WORK INSTRUCTIONS → Give every entry again, word for word.

— BEGIN TASK INPUT —

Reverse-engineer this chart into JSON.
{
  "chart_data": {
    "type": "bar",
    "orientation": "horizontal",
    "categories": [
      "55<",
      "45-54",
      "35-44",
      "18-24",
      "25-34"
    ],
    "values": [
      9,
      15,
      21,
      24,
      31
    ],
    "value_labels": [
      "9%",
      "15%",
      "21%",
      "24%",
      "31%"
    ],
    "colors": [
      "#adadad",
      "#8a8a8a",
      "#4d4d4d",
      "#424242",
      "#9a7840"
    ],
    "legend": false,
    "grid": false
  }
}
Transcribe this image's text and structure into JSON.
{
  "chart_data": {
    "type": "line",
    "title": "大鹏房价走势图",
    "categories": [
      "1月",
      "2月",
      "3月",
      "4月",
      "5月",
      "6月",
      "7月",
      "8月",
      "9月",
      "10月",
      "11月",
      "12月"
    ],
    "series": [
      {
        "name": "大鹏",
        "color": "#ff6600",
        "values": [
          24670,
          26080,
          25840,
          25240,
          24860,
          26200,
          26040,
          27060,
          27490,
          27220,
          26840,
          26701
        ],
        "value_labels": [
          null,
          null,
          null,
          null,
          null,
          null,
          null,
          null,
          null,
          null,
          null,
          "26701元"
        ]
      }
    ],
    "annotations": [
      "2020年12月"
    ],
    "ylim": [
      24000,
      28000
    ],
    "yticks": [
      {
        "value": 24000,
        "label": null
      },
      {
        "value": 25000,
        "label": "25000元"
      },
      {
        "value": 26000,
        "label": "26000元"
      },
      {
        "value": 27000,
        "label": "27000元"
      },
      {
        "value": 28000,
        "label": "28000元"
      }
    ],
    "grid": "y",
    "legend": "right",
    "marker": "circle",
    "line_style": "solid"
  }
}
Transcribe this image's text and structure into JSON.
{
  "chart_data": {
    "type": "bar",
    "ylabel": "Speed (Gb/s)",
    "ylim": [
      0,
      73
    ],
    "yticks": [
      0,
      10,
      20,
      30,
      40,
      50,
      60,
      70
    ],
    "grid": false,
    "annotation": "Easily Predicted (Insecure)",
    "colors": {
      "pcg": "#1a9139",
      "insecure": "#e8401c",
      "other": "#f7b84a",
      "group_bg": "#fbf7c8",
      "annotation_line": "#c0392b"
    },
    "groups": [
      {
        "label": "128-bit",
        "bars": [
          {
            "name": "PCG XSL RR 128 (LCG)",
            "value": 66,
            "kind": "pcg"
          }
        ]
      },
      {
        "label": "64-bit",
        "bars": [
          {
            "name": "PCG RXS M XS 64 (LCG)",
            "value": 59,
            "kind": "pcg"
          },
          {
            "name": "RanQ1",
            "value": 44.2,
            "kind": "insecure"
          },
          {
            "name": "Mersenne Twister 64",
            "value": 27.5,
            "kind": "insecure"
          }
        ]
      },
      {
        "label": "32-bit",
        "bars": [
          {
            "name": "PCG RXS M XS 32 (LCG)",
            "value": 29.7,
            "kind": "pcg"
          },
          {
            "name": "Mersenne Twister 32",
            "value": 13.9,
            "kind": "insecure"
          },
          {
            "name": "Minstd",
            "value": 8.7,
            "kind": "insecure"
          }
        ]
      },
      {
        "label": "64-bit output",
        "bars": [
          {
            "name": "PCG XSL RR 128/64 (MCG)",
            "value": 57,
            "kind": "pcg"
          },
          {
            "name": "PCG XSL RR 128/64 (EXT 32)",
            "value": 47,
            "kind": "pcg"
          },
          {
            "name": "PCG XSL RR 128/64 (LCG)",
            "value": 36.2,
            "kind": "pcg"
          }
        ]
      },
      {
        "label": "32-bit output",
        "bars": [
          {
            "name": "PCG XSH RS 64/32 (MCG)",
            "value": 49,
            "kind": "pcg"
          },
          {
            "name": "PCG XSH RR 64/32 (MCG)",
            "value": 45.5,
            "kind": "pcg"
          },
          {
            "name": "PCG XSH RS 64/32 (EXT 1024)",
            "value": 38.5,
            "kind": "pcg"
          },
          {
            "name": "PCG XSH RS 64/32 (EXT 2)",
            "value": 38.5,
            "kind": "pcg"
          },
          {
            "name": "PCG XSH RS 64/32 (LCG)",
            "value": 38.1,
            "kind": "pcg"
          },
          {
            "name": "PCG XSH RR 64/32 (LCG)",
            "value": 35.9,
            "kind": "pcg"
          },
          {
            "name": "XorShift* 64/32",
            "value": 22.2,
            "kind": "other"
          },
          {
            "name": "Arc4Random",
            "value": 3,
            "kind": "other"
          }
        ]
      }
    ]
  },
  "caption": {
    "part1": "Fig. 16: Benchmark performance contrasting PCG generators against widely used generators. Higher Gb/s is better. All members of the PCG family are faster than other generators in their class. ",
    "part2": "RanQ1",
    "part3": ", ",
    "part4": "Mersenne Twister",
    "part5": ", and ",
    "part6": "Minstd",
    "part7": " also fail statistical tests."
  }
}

— END TASK INPUT —

ANSWER FOR THIS EXERCISE →
Reverse-engineer this chart into JSON.
{
  "chart_data": {
    "type": "bar",
    "orientation": "horizontal",
    "categories": [
      "55<",
      "45-54",
      "35-44",
      "18-24",
      "25-34"
    ],
    "values": [
      9,
      15,
      21,
      24,
      31
    ],
    "value_labels": [
      "9%",
      "15%",
      "21%",
      "24%",
      "31%"
    ],
    "colors": [
      "#adadad",
      "#8a8a8a",
      "#4d4d4d",
      "#424242",
      "#9a7840"
    ],
    "legend": false,
    "grid": false
  }
}
Transcribe this image's text and structure into JSON.
{
  "chart_data": {
    "type": "line",
    "title": "大鹏房价走势图",
    "categories": [
      "1月",
      "2月",
      "3月",
      "4月",
      "5月",
      "6月",
      "7月",
      "8月",
      "9月",
      "10月",
      "11月",
      "12月"
    ],
    "series": [
      {
        "name": "大鹏",
        "color": "#ff6600",
        "values": [
          24670,
          26080,
          25840,
          25240,
          24860,
          26200,
          26040,
          27060,
          27490,
          27220,
          26840,
          26701
        ],
        "value_labels": [
          null,
          null,
          null,
          null,
          null,
          null,
          null,
          null,
          null,
          null,
          null,
          "26701元"
        ]
      }
    ],
    "annotations": [
      "2020年12月"
    ],
    "ylim": [
      24000,
      28000
    ],
    "yticks": [
      {
        "value": 24000,
        "label": null
      },
      {
        "value": 25000,
        "label": "25000元"
      },
      {
        "value": 26000,
        "label": "26000元"
      },
      {
        "value": 27000,
        "label": "27000元"
      },
      {
        "value": 28000,
        "label": "28000元"
      }
    ],
    "grid": "y",
    "legend": "right",
    "marker": "circle",
    "line_style": "solid"
  }
}
Transcribe this image's text and structure into JSON.
{
  "chart_data": {
    "type": "bar",
    "ylabel": "Speed (Gb/s)",
    "ylim": [
      0,
      73
    ],
    "yticks": [
      0,
      10,
      20,
      30,
      40,
      50,
      60,
      70
    ],
    "grid": false,
    "annotation": "Easily Predicted (Insecure)",
    "colors": {
      "pcg": "#1a9139",
      "insecure": "#e8401c",
      "other": "#f7b84a",
      "group_bg": "#fbf7c8",
      "annotation_line": "#c0392b"
    },
    "groups": [
      {
        "label": "128-bit",
        "bars": [
          {
            "name": "PCG XSL RR 128 (LCG)",
            "value": 66,
            "kind": "pcg"
          }
        ]
      },
      {
        "label": "64-bit",
        "bars": [
          {
            "name": "PCG RXS M XS 64 (LCG)",
            "value": 59,
            "kind": "pcg"
          },
          {
            "name": "RanQ1",
            "value": 44.2,
            "kind": "insecure"
          },
          {
            "name": "Mersenne Twister 64",
            "value": 27.5,
            "kind": "insecure"
          }
        ]
      },
      {
        "label": "32-bit",
        "bars": [
          {
            "name": "PCG RXS M XS 32 (LCG)",
            "value": 29.7,
            "kind": "pcg"
          },
          {
            "name": "Mersenne Twister 32",
            "value": 13.9,
            "kind": "insecure"
          },
          {
            "name": "Minstd",
            "value": 8.7,
            "kind": "insecure"
          }
        ]
      },
      {
        "label": "64-bit output",
        "bars": [
          {
            "name": "PCG XSL RR 128/64 (MCG)",
            "value": 57,
            "kind": "pcg"
          },
          {
            "name": "PCG XSL RR 128/64 (EXT 32)",
            "value": 47,
            "kind": "pcg"
          },
          {
            "name": "PCG XSL RR 128/64 (LCG)",
            "value": 36.2,
            "kind": "pcg"
          }
        ]
      },
      {
        "label": "32-bit output",
        "bars": [
          {
            "name": "PCG XSH RS 64/32 (MCG)",
            "value": 49,
            "kind": "pcg"
          },
          {
            "name": "PCG XSH RR 64/32 (MCG)",
            "value": 45.5,
            "kind": "pcg"
          },
          {
            "name": "PCG XSH RS 64/32 (EXT 1024)",
            "value": 38.5,
            "kind": "pcg"
          },
          {
            "name": "PCG XSH RS 64/32 (EXT 2)",
            "value": 38.5,
            "kind": "pcg"
          },
          {
            "name": "PCG XSH RS 64/32 (LCG)",
            "value": 38.1,
            "kind": "pcg"
          },
          {
            "name": "PCG XSH RR 64/32 (LCG)",
            "value": 35.9,
            "kind": "pcg"
          },
          {
            "name": "XorShift* 64/32",
            "value": 22.2,
            "kind": "other"
          },
          {
            "name": "Arc4Random",
            "value": 3,
            "kind": "other"
          }
        ]
      }
    ]
  },
  "caption": {
    "part1": "Fig. 16: Benchmark performance contrasting PCG generators against widely used generators. Higher Gb/s is better. All members of the PCG family are faster than other generators in their class. ",
    "part2": "RanQ1",
    "part3": ", ",
    "part4": "Mersenne Twister",
    "part5": ", and ",
    "part6": "Minstd",
    "part7": " also fail statistical tests."
  }
}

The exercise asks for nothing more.